_What the exercise asks:_
Write out the material below exactly, beginning at the line that contains "Convert this chart to structured JSON data." and ending with its last line, both ends included; write nothing else.
** Start Information supplied **
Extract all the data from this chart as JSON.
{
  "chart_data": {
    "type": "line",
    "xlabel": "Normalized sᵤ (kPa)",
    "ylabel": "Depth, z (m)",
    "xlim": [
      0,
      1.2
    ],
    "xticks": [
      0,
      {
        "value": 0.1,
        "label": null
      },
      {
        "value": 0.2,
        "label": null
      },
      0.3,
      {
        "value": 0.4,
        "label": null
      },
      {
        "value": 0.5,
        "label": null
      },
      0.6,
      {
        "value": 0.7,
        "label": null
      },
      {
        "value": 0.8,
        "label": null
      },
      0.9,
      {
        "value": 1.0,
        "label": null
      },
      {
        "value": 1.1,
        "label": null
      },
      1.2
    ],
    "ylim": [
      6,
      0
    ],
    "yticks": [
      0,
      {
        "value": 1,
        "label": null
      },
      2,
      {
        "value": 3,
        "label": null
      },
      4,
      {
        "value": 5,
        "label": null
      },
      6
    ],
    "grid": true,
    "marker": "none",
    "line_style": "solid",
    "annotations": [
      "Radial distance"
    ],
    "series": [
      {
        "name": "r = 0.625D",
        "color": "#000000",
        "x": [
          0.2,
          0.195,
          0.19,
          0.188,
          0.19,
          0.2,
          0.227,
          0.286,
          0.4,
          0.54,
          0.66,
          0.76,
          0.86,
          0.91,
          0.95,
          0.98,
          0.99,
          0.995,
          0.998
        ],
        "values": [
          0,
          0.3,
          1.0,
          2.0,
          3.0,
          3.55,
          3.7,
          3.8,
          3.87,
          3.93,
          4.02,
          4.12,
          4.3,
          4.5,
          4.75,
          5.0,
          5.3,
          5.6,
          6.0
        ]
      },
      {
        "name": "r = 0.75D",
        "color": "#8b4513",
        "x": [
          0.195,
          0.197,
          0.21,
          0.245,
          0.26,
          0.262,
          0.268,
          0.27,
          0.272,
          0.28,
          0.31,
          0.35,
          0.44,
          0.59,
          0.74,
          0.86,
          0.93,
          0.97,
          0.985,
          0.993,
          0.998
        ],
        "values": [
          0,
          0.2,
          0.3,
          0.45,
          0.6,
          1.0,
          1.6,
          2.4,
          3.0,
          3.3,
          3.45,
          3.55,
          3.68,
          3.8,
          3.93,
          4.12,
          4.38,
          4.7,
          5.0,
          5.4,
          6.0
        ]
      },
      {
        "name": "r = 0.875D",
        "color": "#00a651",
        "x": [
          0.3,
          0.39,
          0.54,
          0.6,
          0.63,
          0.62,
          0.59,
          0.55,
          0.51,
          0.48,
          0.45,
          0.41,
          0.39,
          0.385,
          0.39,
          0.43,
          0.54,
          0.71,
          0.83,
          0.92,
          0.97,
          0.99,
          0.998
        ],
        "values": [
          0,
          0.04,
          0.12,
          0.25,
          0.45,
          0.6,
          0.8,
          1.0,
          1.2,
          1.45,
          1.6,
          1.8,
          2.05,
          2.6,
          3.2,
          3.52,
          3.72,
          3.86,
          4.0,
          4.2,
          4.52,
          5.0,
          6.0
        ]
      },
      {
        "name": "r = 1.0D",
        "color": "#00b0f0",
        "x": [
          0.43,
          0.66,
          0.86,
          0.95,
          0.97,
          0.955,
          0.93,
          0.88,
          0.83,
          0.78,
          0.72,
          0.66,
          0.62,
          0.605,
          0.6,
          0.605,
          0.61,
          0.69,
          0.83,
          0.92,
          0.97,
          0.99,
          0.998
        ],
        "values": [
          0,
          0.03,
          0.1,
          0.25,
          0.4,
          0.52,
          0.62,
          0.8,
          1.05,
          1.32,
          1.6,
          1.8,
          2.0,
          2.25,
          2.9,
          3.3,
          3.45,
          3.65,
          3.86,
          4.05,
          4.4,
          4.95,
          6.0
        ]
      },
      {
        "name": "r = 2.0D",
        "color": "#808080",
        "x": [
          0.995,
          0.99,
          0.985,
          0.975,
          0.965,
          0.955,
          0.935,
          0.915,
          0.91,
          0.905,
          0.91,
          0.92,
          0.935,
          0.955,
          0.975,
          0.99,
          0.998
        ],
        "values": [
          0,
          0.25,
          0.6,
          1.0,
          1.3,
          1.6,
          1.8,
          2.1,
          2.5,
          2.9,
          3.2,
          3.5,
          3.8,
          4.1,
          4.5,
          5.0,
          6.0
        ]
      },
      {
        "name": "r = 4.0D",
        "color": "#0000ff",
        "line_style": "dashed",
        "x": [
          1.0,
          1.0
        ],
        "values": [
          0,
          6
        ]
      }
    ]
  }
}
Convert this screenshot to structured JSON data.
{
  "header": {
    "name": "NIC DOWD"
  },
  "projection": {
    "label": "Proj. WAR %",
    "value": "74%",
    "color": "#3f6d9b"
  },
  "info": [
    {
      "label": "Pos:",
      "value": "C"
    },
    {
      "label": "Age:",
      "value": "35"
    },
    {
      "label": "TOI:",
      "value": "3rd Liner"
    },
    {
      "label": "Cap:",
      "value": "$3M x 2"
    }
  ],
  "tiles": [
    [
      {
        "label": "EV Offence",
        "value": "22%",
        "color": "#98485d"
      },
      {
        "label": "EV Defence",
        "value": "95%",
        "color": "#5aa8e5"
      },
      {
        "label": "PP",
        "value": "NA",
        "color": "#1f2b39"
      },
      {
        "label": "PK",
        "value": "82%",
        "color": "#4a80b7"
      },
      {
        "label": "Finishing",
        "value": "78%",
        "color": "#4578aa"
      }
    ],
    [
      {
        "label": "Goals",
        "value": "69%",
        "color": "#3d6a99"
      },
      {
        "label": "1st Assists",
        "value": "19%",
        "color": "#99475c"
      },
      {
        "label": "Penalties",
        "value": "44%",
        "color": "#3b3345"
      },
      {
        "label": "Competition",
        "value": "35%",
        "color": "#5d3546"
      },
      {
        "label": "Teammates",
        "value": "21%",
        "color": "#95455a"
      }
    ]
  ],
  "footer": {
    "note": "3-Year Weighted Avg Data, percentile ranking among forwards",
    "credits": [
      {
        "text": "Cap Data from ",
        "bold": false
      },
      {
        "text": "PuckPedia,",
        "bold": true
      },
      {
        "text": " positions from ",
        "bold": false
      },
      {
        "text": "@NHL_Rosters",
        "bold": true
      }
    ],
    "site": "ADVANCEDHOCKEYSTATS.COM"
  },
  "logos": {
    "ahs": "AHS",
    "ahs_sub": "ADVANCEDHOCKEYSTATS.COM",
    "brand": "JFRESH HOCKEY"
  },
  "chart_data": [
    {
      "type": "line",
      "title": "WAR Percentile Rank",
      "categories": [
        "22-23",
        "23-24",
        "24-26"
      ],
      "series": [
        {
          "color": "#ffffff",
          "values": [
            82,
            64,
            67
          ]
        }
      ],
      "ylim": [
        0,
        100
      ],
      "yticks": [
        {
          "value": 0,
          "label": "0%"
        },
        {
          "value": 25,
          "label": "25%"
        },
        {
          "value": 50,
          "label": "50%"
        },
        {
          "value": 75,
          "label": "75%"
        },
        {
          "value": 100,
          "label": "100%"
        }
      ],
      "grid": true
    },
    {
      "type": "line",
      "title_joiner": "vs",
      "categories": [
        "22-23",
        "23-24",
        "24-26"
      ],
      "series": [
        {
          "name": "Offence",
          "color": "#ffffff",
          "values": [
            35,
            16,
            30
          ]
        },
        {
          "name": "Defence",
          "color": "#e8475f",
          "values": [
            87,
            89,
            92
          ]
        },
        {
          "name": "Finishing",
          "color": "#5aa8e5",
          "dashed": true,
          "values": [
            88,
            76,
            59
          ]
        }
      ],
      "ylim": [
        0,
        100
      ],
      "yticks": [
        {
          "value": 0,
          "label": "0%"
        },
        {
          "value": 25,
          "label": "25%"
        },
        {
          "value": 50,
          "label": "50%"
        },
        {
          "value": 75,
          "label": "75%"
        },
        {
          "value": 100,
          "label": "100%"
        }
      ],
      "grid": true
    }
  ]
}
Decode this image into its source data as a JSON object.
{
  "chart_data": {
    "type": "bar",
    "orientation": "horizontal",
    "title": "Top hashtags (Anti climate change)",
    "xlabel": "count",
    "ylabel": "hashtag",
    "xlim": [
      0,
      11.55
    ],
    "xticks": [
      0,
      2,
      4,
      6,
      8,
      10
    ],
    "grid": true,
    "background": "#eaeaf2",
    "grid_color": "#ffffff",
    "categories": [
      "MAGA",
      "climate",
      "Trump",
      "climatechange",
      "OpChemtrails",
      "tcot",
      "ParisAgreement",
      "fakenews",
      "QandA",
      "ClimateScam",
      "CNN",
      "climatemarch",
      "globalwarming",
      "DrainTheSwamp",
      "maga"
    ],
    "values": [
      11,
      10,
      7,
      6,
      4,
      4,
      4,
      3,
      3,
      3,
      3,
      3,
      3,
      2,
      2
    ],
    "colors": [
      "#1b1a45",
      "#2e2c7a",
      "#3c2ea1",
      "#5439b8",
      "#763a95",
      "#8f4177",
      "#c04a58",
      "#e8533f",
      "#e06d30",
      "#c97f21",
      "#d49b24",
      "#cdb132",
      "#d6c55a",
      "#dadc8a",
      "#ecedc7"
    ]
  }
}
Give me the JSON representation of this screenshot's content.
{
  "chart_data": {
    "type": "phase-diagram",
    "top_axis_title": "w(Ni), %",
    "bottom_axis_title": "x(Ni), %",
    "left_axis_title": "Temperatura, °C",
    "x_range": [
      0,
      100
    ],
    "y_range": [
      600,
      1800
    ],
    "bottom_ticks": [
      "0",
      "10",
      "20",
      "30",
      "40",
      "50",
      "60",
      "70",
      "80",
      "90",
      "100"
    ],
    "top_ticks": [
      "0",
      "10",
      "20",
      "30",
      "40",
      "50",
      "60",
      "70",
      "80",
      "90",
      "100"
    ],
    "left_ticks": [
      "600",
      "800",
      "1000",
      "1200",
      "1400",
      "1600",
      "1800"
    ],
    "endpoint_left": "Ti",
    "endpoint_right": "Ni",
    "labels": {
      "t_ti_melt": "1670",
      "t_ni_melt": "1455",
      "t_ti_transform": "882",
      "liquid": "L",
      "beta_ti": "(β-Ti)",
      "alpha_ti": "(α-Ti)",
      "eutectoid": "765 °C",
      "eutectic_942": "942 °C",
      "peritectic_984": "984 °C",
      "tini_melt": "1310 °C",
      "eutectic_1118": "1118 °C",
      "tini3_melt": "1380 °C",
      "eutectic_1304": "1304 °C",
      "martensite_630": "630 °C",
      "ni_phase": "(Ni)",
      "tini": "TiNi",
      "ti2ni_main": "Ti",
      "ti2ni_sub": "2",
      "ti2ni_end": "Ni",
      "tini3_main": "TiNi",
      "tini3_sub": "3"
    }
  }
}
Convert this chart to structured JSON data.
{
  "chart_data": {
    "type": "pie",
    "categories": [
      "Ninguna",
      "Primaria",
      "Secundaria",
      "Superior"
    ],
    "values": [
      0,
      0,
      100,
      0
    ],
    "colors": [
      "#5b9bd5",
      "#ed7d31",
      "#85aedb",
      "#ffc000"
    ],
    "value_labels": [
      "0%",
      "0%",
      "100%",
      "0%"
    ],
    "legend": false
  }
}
** End Information supplied **
_Solution to this problem:_
Convert this chart to structured JSON data.
{
  "chart_data": {
    "type": "pie",
    "categories": [
      "Ninguna",
      "Primaria",
      "Secundaria",
      "Superior"
    ],
    "values": [
      0,
      0,
      100,
      0
    ],
    "colors": [
      "#5b9bd5",
      "#ed7d31",
      "#85aedb",
      "#ffc000"
    ],
    "value_labels": [
      "0%",
      "0%",
      "100%",
      "0%"
    ],
    "legend": false
  }
}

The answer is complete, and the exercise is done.